#### [YOUR OBJECTIVE]
Reproduce every line of the data below verbatim, changing no character.

Dataset records:

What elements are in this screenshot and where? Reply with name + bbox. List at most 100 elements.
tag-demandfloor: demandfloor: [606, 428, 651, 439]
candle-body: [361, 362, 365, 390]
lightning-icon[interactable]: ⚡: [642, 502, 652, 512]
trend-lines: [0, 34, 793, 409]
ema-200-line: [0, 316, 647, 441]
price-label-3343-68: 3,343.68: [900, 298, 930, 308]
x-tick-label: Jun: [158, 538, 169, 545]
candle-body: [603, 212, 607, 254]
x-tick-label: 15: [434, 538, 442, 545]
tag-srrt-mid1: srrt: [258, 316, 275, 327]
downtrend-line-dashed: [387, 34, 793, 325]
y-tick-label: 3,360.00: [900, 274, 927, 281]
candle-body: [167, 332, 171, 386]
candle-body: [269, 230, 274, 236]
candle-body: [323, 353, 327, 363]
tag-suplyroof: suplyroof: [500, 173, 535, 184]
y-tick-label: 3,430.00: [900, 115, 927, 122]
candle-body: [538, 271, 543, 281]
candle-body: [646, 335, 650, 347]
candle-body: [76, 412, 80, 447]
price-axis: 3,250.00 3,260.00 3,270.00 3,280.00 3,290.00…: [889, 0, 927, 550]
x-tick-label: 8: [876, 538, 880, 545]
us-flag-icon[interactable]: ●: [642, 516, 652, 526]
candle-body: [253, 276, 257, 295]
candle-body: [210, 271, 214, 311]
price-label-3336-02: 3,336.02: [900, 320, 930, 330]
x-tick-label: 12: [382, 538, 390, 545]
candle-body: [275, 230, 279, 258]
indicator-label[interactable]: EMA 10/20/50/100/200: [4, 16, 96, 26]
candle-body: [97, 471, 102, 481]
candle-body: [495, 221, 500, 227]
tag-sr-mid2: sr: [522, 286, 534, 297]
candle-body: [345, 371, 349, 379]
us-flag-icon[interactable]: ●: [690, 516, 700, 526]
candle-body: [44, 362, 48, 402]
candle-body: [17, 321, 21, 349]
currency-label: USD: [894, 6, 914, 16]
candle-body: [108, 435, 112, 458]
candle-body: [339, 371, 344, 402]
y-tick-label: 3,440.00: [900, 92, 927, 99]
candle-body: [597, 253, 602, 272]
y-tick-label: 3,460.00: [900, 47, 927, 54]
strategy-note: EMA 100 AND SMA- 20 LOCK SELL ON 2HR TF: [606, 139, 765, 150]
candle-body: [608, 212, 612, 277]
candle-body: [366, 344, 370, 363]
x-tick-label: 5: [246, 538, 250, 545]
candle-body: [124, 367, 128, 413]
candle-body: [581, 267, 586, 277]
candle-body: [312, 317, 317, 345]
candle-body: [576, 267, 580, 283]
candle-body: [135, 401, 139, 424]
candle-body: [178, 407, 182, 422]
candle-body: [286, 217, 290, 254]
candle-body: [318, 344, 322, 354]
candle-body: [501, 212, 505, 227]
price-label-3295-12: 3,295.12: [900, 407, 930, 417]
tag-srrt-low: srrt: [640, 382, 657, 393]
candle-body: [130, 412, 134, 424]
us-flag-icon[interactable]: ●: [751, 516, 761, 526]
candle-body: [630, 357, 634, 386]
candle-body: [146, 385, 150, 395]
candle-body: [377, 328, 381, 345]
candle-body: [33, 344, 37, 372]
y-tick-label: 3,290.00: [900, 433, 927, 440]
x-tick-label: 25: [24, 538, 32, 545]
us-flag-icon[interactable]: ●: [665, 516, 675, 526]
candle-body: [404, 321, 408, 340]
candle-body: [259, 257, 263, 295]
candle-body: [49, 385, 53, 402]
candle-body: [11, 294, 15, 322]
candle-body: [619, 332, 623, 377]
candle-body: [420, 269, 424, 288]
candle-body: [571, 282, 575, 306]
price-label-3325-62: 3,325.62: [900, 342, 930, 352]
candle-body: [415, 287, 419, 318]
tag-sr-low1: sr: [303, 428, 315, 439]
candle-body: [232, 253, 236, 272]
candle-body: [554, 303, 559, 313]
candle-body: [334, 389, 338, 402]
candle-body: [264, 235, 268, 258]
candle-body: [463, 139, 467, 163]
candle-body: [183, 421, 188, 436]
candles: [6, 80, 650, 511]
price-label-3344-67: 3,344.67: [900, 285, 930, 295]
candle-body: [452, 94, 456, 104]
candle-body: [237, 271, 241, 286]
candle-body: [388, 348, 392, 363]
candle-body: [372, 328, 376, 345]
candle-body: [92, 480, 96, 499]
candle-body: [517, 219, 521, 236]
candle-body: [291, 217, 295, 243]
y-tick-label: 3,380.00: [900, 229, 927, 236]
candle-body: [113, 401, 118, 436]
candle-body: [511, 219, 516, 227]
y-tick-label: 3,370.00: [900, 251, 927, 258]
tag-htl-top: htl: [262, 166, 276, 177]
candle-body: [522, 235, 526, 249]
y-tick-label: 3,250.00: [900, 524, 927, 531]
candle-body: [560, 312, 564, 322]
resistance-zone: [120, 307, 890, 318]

#### [CORRECT ANSWER]
What elements are in this screenshot and where? Reply with name + bbox. List at most 100 elements.
tag-demandfloor: demandfloor: [606, 428, 651, 439]
candle-body: [361, 362, 365, 390]
lightning-icon[interactable]: ⚡: [642, 502, 652, 512]
trend-lines: [0, 34, 793, 409]
ema-200-line: [0, 316, 647, 441]
price-label-3343-68: 3,343.68: [900, 298, 930, 308]
x-tick-label: Jun: [158, 538, 169, 545]
candle-body: [603, 212, 607, 254]
x-tick-label: 15: [434, 538, 442, 545]
tag-srrt-mid1: srrt: [258, 316, 275, 327]
downtrend-line-dashed: [387, 34, 793, 325]
y-tick-label: 3,360.00: [900, 274, 927, 281]
candle-body: [167, 332, 171, 386]
candle-body: [269, 230, 274, 236]
candle-body: [323, 353, 327, 363]
tag-suplyroof: suplyroof: [500, 173, 535, 184]
y-tick-label: 3,430.00: [900, 115, 927, 122]
candle-body: [538, 271, 543, 281]
candle-body: [646, 335, 650, 347]
candle-body: [76, 412, 80, 447]
price-axis: 3,250.00 3,260.00 3,270.00 3,280.00 3,290.00…: [889, 0, 927, 550]
x-tick-label: 8: [876, 538, 880, 545]
us-flag-icon[interactable]: ●: [642, 516, 652, 526]
candle-body: [253, 276, 257, 295]
candle-body: [210, 271, 214, 311]
price-label-3336-02: 3,336.02: [900, 320, 930, 330]
x-tick-label: 12: [382, 538, 390, 545]
candle-body: [275, 230, 279, 258]
indicator-label[interactable]: EMA 10/20/50/100/200: [4, 16, 96, 26]
candle-body: [97, 471, 102, 481]
candle-body: [495, 221, 500, 227]
tag-sr-mid2: sr: [522, 286, 534, 297]
candle-body: [345, 371, 349, 379]
us-flag-icon[interactable]: ●: [690, 516, 700, 526]
candle-body: [44, 362, 48, 402]
candle-body: [17, 321, 21, 349]
currency-label: USD: [894, 6, 914, 16]
candle-body: [108, 435, 112, 458]
candle-body: [339, 371, 344, 402]
y-tick-label: 3,440.00: [900, 92, 927, 99]
candle-body: [597, 253, 602, 272]
y-tick-label: 3,460.00: [900, 47, 927, 54]
strategy-note: EMA 100 AND SMA- 20 LOCK SELL ON 2HR TF: [606, 139, 765, 150]
candle-body: [608, 212, 612, 277]
candle-body: [366, 344, 370, 363]
x-tick-label: 5: [246, 538, 250, 545]
candle-body: [124, 367, 128, 413]
candle-body: [581, 267, 586, 277]
candle-body: [312, 317, 317, 345]
candle-body: [576, 267, 580, 283]
candle-body: [135, 401, 139, 424]
candle-body: [178, 407, 182, 422]
candle-body: [286, 217, 290, 254]
candle-body: [318, 344, 322, 354]
candle-body: [501, 212, 505, 227]
price-label-3295-12: 3,295.12: [900, 407, 930, 417]
tag-srrt-low: srrt: [640, 382, 657, 393]
candle-body: [130, 412, 134, 424]
us-flag-icon[interactable]: ●: [751, 516, 761, 526]
candle-body: [630, 357, 634, 386]
candle-body: [146, 385, 150, 395]
candle-body: [377, 328, 381, 345]
candle-body: [33, 344, 37, 372]
y-tick-label: 3,290.00: [900, 433, 927, 440]
x-tick-label: 25: [24, 538, 32, 545]
us-flag-icon[interactable]: ●: [665, 516, 675, 526]
candle-body: [404, 321, 408, 340]
candle-body: [259, 257, 263, 295]
candle-body: [49, 385, 53, 402]
candle-body: [11, 294, 15, 322]
candle-body: [619, 332, 623, 377]
candle-body: [420, 269, 424, 288]
candle-body: [571, 282, 575, 306]
price-label-3325-62: 3,325.62: [900, 342, 930, 352]
candle-body: [415, 287, 419, 318]
tag-sr-low1: sr: [303, 428, 315, 439]
candle-body: [232, 253, 236, 272]
candle-body: [554, 303, 559, 313]
candle-body: [334, 389, 338, 402]
candle-body: [264, 235, 268, 258]
candle-body: [463, 139, 467, 163]
candle-body: [183, 421, 188, 436]
candles: [6, 80, 650, 511]
price-label-3344-67: 3,344.67: [900, 285, 930, 295]
candle-body: [452, 94, 456, 104]
candle-body: [237, 271, 241, 286]
candle-body: [388, 348, 392, 363]
candle-body: [372, 328, 376, 345]
candle-body: [92, 480, 96, 499]
candle-body: [517, 219, 521, 236]
candle-body: [291, 217, 295, 243]
y-tick-label: 3,380.00: [900, 229, 927, 236]
candle-body: [113, 401, 118, 436]
candle-body: [511, 219, 516, 227]
y-tick-label: 3,370.00: [900, 251, 927, 258]
tag-htl-top: htl: [262, 166, 276, 177]
candle-body: [522, 235, 526, 249]
y-tick-label: 3,250.00: [900, 524, 927, 531]
candle-body: [560, 312, 564, 322]
resistance-zone: [120, 307, 890, 318]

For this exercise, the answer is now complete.